| WHAT THE TASK REQUIRES |
Return a copy of every line in the records that includes the word "pushSubscription".

| DATASET RECORDS |
## begin
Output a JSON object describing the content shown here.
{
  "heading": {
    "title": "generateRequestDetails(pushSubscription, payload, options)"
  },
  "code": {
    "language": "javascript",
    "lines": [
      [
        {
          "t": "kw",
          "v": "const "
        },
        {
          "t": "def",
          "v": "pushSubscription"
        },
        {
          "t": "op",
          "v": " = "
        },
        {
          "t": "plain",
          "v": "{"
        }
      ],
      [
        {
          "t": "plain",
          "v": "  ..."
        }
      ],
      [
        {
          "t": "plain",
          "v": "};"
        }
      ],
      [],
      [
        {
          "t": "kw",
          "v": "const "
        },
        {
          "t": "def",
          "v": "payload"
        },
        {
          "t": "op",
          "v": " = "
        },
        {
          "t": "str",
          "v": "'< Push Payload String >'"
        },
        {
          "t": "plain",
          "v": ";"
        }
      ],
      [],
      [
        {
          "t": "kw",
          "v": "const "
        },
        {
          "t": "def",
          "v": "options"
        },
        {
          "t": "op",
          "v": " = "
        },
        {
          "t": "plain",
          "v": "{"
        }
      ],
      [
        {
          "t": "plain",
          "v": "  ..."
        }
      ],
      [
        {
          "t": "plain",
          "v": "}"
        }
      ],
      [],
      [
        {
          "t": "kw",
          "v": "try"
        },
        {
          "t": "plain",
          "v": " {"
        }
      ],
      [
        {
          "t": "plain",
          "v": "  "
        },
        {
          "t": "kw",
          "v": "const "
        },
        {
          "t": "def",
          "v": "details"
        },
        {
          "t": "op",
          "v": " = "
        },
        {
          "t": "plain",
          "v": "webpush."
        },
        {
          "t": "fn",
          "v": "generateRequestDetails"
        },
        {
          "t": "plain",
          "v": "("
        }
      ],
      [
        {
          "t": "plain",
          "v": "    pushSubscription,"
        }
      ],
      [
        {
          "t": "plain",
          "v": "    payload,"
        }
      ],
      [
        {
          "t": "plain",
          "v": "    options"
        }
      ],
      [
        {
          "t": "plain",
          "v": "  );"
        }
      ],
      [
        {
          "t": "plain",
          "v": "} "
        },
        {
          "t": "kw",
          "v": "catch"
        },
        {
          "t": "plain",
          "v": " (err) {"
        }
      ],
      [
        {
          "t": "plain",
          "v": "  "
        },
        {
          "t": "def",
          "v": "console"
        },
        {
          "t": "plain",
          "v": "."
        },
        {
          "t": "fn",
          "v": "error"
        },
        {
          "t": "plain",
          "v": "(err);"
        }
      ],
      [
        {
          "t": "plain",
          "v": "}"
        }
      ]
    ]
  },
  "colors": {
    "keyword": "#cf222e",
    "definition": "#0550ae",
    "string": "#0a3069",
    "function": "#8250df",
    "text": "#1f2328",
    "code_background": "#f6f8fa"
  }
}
## end
| EXERCISE SOLUTION |
    "title": "generateRequestDetails(pushSubscription, payload, options)"
          "v": "pushSubscription"
          "v": "    pushSubscription,"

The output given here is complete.